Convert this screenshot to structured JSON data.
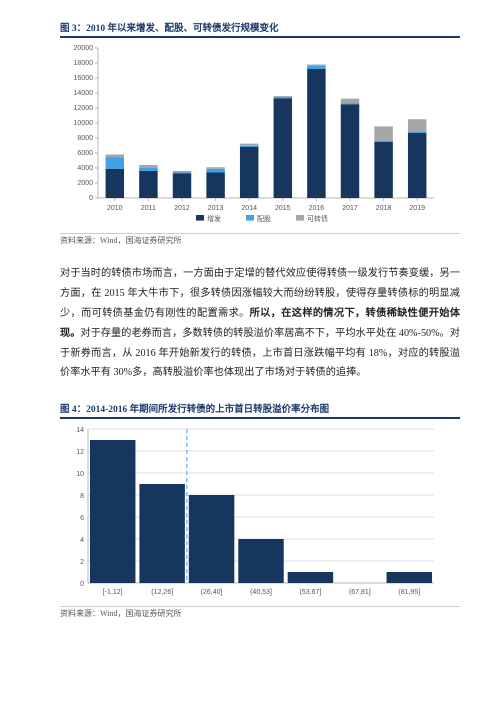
{
  "figure3": {
    "caption": "图 3：2010 年以来增发、配股、可转债发行规模变化",
    "source": "资料来源：Wind，国海证券研究所",
    "type": "bar-stacked",
    "categories": [
      "2010",
      "2011",
      "2012",
      "2013",
      "2014",
      "2015",
      "2016",
      "2017",
      "2018",
      "2019"
    ],
    "series": [
      {
        "name": "增发",
        "color": "#16365e",
        "values": [
          3900,
          3600,
          3300,
          3400,
          6800,
          13300,
          17200,
          12500,
          7500,
          8700
        ]
      },
      {
        "name": "配股",
        "color": "#3fa2e9",
        "values": [
          1500,
          400,
          100,
          500,
          150,
          200,
          400,
          150,
          150,
          100
        ]
      },
      {
        "name": "可转债",
        "color": "#a6a6a6",
        "values": [
          400,
          400,
          200,
          200,
          300,
          100,
          200,
          600,
          1900,
          1700
        ]
      }
    ],
    "ylim": [
      0,
      20000
    ],
    "ytick_step": 2000,
    "axis_color": "#b7b7b7",
    "bg": "#ffffff",
    "label_fontsize": 7,
    "legend_marker_size": 8
  },
  "paragraph": {
    "pre": "对于当时的转债市场而言，一方面由于定增的替代效应使得转债一级发行节奏变缓，另一方面，在 2015 年大牛市下，很多转债因涨幅较大而纷纷转股，使得存量转债标的明显减少，而可转债基金仍有刚性的配置需求。",
    "bold": "所以，在这样的情况下，转债稀缺性便开始体现。",
    "post": "对于存量的老券而言，多数转债的转股溢价率居高不下，平均水平处在 40%-50%。对于新券而言，从 2016 年开始新发行的转债，上市首日涨跌幅平均有 18%，对应的转股溢价率水平有 30%多，高转股溢价率也体现出了市场对于转债的追捧。"
  },
  "figure4": {
    "caption": "图 4：2014-2016 年期间所发行转债的上市首日转股溢价率分布图",
    "source": "资料来源：Wind，国海证券研究所",
    "type": "histogram",
    "bins": [
      "[-1,12]",
      "(12,26]",
      "(26,40]",
      "(40,53]",
      "(53,67]",
      "(67,81]",
      "(81,95]"
    ],
    "values": [
      13,
      9,
      8,
      4,
      1,
      0,
      1
    ],
    "bar_color": "#16365e",
    "ylim": [
      0,
      14
    ],
    "ytick_step": 2,
    "axis_color": "#b7b7b7",
    "grid_color": "#dadde2",
    "dash_color": "#6fb6ff",
    "dash_after_index": 1,
    "label_fontsize": 7
  }
}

┄┄┄┄┄┄

• OBJECTIVE:
Reproduce each line of the records exactly, and omit every picture.

• EXERCISE RESPONSE:
Convert this screenshot to structured JSON data.
{
  "figure3": {
    "caption": "图 3：2010 年以来增发、配股、可转债发行规模变化",
    "source": "资料来源：Wind，国海证券研究所",
    "type": "bar-stacked",
    "categories": [
      "2010",
      "2011",
      "2012",
      "2013",
      "2014",
      "2015",
      "2016",
      "2017",
      "2018",
      "2019"
    ],
    "series": [
      {
        "name": "增发",
        "color": "#16365e",
        "values": [
          3900,
          3600,
          3300,
          3400,
          6800,
          13300,
          17200,
          12500,
          7500,
          8700
        ]
      },
      {
        "name": "配股",
        "color": "#3fa2e9",
        "values": [
          1500,
          400,
          100,
          500,
          150,
          200,
          400,
          150,
          150,
          100
        ]
      },
      {
        "name": "可转债",
        "color": "#a6a6a6",
        "values": [
          400,
          400,
          200,
          200,
          300,
          100,
          200,
          600,
          1900,
          1700
        ]
      }
    ],
    "ylim": [
      0,
      20000
    ],
    "ytick_step": 2000,
    "axis_color": "#b7b7b7",
    "bg": "#ffffff",
    "label_fontsize": 7,
    "legend_marker_size": 8
  },
  "paragraph": {
    "pre": "对于当时的转债市场而言，一方面由于定增的替代效应使得转债一级发行节奏变缓，另一方面，在 2015 年大牛市下，很多转债因涨幅较大而纷纷转股，使得存量转债标的明显减少，而可转债基金仍有刚性的配置需求。",
    "bold": "所以，在这样的情况下，转债稀缺性便开始体现。",
    "post": "对于存量的老券而言，多数转债的转股溢价率居高不下，平均水平处在 40%-50%。对于新券而言，从 2016 年开始新发行的转债，上市首日涨跌幅平均有 18%，对应的转股溢价率水平有 30%多，高转股溢价率也体现出了市场对于转债的追捧。"
  },
  "figure4": {
    "caption": "图 4：2014-2016 年期间所发行转债的上市首日转股溢价率分布图",
    "source": "资料来源：Wind，国海证券研究所",
    "type": "histogram",
    "bins": [
      "[-1,12]",
      "(12,26]",
      "(26,40]",
      "(40,53]",
      "(53,67]",
      "(67,81]",
      "(81,95]"
    ],
    "values": [
      13,
      9,
      8,
      4,
      1,
      0,
      1
    ],
    "bar_color": "#16365e",
    "ylim": [
      0,
      14
    ],
    "ytick_step": 2,
    "axis_color": "#b7b7b7",
    "grid_color": "#dadde2",
    "dash_color": "#6fb6ff",
    "dash_after_index": 1,
    "label_fontsize": 7
  }
}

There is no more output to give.